BEGIN EXCERPTED RECORDS

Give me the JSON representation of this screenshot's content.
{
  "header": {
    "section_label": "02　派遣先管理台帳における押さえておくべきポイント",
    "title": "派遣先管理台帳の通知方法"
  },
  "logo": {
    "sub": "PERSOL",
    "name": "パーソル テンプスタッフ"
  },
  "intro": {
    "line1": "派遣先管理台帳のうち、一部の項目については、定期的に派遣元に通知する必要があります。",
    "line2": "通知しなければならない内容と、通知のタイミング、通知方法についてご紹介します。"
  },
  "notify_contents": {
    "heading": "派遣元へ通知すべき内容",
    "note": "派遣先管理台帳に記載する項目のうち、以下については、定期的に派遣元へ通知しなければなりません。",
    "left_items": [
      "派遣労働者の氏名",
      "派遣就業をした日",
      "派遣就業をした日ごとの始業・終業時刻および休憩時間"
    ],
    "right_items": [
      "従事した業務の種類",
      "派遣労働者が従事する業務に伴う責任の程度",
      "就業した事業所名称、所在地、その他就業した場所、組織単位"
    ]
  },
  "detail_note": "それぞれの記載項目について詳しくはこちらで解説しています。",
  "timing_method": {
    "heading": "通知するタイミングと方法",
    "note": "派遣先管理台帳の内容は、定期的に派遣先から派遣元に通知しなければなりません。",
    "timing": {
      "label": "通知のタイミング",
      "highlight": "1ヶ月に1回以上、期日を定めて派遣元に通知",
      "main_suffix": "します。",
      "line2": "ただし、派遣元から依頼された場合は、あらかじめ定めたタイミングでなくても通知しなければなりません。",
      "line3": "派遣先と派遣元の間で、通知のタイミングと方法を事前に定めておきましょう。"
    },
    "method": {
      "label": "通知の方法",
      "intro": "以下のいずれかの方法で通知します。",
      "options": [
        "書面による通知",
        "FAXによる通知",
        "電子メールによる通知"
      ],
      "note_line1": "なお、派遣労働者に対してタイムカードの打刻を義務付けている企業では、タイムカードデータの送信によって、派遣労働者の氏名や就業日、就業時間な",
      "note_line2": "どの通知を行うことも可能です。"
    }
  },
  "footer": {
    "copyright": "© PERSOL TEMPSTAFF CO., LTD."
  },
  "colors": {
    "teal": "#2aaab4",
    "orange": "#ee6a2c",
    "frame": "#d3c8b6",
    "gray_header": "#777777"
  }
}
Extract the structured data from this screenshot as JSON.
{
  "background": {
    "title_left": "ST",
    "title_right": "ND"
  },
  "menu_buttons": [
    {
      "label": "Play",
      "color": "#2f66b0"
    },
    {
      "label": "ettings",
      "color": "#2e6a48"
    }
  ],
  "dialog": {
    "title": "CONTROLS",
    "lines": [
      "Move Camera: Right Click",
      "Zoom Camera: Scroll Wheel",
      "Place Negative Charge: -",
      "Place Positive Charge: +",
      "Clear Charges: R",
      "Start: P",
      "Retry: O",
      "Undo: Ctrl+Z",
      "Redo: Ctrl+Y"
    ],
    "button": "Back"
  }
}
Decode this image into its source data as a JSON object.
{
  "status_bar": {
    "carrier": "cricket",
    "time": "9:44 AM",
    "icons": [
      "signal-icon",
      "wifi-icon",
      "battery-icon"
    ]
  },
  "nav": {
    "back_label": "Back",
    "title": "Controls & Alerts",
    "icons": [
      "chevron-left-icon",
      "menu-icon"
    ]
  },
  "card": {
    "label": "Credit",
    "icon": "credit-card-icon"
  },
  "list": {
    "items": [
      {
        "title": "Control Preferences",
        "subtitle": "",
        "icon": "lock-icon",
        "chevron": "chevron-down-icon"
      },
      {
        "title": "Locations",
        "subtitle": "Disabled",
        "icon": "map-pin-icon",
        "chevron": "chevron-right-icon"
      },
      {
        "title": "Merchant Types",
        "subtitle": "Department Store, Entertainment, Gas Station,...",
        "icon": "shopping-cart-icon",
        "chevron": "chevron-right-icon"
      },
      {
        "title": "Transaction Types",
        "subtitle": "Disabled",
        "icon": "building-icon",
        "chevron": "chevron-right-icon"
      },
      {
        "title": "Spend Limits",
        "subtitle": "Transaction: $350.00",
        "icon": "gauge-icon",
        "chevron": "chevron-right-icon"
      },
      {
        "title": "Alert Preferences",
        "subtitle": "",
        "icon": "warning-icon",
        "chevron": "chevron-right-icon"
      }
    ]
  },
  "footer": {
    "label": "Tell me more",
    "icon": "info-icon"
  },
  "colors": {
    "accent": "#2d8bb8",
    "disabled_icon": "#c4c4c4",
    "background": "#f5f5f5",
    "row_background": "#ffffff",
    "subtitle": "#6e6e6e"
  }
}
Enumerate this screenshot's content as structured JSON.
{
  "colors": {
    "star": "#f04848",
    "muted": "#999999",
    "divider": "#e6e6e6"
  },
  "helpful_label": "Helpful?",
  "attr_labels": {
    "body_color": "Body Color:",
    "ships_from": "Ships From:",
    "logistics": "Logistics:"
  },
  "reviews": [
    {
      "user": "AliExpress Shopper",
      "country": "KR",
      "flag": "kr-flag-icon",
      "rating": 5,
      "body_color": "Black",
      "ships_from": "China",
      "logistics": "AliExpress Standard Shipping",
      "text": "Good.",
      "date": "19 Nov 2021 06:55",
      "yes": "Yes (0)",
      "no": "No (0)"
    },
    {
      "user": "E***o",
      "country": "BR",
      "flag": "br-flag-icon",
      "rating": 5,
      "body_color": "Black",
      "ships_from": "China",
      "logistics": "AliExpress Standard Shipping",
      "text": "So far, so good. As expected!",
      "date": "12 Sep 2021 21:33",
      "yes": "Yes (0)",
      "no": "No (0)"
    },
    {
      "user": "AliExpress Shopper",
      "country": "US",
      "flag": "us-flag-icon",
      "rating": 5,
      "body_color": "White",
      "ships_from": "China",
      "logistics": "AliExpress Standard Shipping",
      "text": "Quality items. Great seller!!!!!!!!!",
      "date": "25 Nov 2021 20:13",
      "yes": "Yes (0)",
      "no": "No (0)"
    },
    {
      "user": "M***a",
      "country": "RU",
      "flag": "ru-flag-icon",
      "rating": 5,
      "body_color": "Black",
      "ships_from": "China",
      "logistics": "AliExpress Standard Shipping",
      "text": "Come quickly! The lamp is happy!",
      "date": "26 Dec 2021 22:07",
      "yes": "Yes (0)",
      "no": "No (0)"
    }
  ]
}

END EXCERPTED RECORDS

### [AIM OF THE TASK]
Print out every entry, keeping each one exact.

### [THE OUTPUT]
Give me the JSON representation of this screenshot's content.
{
  "header": {
    "section_label": "02　派遣先管理台帳における押さえておくべきポイント",
    "title": "派遣先管理台帳の通知方法"
  },
  "logo": {
    "sub": "PERSOL",
    "name": "パーソル テンプスタッフ"
  },
  "intro": {
    "line1": "派遣先管理台帳のうち、一部の項目については、定期的に派遣元に通知する必要があります。",
    "line2": "通知しなければならない内容と、通知のタイミング、通知方法についてご紹介します。"
  },
  "notify_contents": {
    "heading": "派遣元へ通知すべき内容",
    "note": "派遣先管理台帳に記載する項目のうち、以下については、定期的に派遣元へ通知しなければなりません。",
    "left_items": [
      "派遣労働者の氏名",
      "派遣就業をした日",
      "派遣就業をした日ごとの始業・終業時刻および休憩時間"
    ],
    "right_items": [
      "従事した業務の種類",
      "派遣労働者が従事する業務に伴う責任の程度",
      "就業した事業所名称、所在地、その他就業した場所、組織単位"
    ]
  },
  "detail_note": "それぞれの記載項目について詳しくはこちらで解説しています。",
  "timing_method": {
    "heading": "通知するタイミングと方法",
    "note": "派遣先管理台帳の内容は、定期的に派遣先から派遣元に通知しなければなりません。",
    "timing": {
      "label": "通知のタイミング",
      "highlight": "1ヶ月に1回以上、期日を定めて派遣元に通知",
      "main_suffix": "します。",
      "line2": "ただし、派遣元から依頼された場合は、あらかじめ定めたタイミングでなくても通知しなければなりません。",
      "line3": "派遣先と派遣元の間で、通知のタイミングと方法を事前に定めておきましょう。"
    },
    "method": {
      "label": "通知の方法",
      "intro": "以下のいずれかの方法で通知します。",
      "options": [
        "書面による通知",
        "FAXによる通知",
        "電子メールによる通知"
      ],
      "note_line1": "なお、派遣労働者に対してタイムカードの打刻を義務付けている企業では、タイムカードデータの送信によって、派遣労働者の氏名や就業日、就業時間な",
      "note_line2": "どの通知を行うことも可能です。"
    }
  },
  "footer": {
    "copyright": "© PERSOL TEMPSTAFF CO., LTD."
  },
  "colors": {
    "teal": "#2aaab4",
    "orange": "#ee6a2c",
    "frame": "#d3c8b6",
    "gray_header": "#777777"
  }
}
Extract the structured data from this screenshot as JSON.
{
  "background": {
    "title_left": "ST",
    "title_right": "ND"
  },
  "menu_buttons": [
    {
      "label": "Play",
      "color": "#2f66b0"
    },
    {
      "label": "ettings",
      "color": "#2e6a48"
    }
  ],
  "dialog": {
    "title": "CONTROLS",
    "lines": [
      "Move Camera: Right Click",
      "Zoom Camera: Scroll Wheel",
      "Place Negative Charge: -",
      "Place Positive Charge: +",
      "Clear Charges: R",
      "Start: P",
      "Retry: O",
      "Undo: Ctrl+Z",
      "Redo: Ctrl+Y"
    ],
    "button": "Back"
  }
}
Decode this image into its source data as a JSON object.
{
  "status_bar": {
    "carrier": "cricket",
    "time": "9:44 AM",
    "icons": [
      "signal-icon",
      "wifi-icon",
      "battery-icon"
    ]
  },
  "nav": {
    "back_label": "Back",
    "title": "Controls & Alerts",
    "icons": [
      "chevron-left-icon",
      "menu-icon"
    ]
  },
  "card": {
    "label": "Credit",
    "icon": "credit-card-icon"
  },
  "list": {
    "items": [
      {
        "title": "Control Preferences",
        "subtitle": "",
        "icon": "lock-icon",
        "chevron": "chevron-down-icon"
      },
      {
        "title": "Locations",
        "subtitle": "Disabled",
        "icon": "map-pin-icon",
        "chevron": "chevron-right-icon"
      },
      {
        "title": "Merchant Types",
        "subtitle": "Department Store, Entertainment, Gas Station,...",
        "icon": "shopping-cart-icon",
        "chevron": "chevron-right-icon"
      },
      {
        "title": "Transaction Types",
        "subtitle": "Disabled",
        "icon": "building-icon",
        "chevron": "chevron-right-icon"
      },
      {
        "title": "Spend Limits",
        "subtitle": "Transaction: $350.00",
        "icon": "gauge-icon",
        "chevron": "chevron-right-icon"
      },
      {
        "title": "Alert Preferences",
        "subtitle": "",
        "icon": "warning-icon",
        "chevron": "chevron-right-icon"
      }
    ]
  },
  "footer": {
    "label": "Tell me more",
    "icon": "info-icon"
  },
  "colors": {
    "accent": "#2d8bb8",
    "disabled_icon": "#c4c4c4",
    "background": "#f5f5f5",
    "row_background": "#ffffff",
    "subtitle": "#6e6e6e"
  }
}
Enumerate this screenshot's content as structured JSON.
{
  "colors": {
    "star": "#f04848",
    "muted": "#999999",
    "divider": "#e6e6e6"
  },
  "helpful_label": "Helpful?",
  "attr_labels": {
    "body_color": "Body Color:",
    "ships_from": "Ships From:",
    "logistics": "Logistics:"
  },
  "reviews": [
    {
      "user": "AliExpress Shopper",
      "country": "KR",
      "flag": "kr-flag-icon",
      "rating": 5,
      "body_color": "Black",
      "ships_from": "China",
      "logistics": "AliExpress Standard Shipping",
      "text": "Good.",
      "date": "19 Nov 2021 06:55",
      "yes": "Yes (0)",
      "no": "No (0)"
    },
    {
      "user": "E***o",
      "country": "BR",
      "flag": "br-flag-icon",
      "rating": 5,
      "body_color": "Black",
      "ships_from": "China",
      "logistics": "AliExpress Standard Shipping",
      "text": "So far, so good. As expected!",
      "date": "12 Sep 2021 21:33",
      "yes": "Yes (0)",
      "no": "No (0)"
    },
    {
      "user": "AliExpress Shopper",
      "country": "US",
      "flag": "us-flag-icon",
      "rating": 5,
      "body_color": "White",
      "ships_from": "China",
      "logistics": "AliExpress Standard Shipping",
      "text": "Quality items. Great seller!!!!!!!!!",
      "date": "25 Nov 2021 20:13",
      "yes": "Yes (0)",
      "no": "No (0)"
    },
    {
      "user": "M***a",
      "country": "RU",
      "flag": "ru-flag-icon",
      "rating": 5,
      "body_color": "Black",
      "ships_from": "China",
      "logistics": "AliExpress Standard Shipping",
      "text": "Come quickly! The lamp is happy!",
      "date": "26 Dec 2021 22:07",
      "yes": "Yes (0)",
      "no": "No (0)"
    }
  ]
}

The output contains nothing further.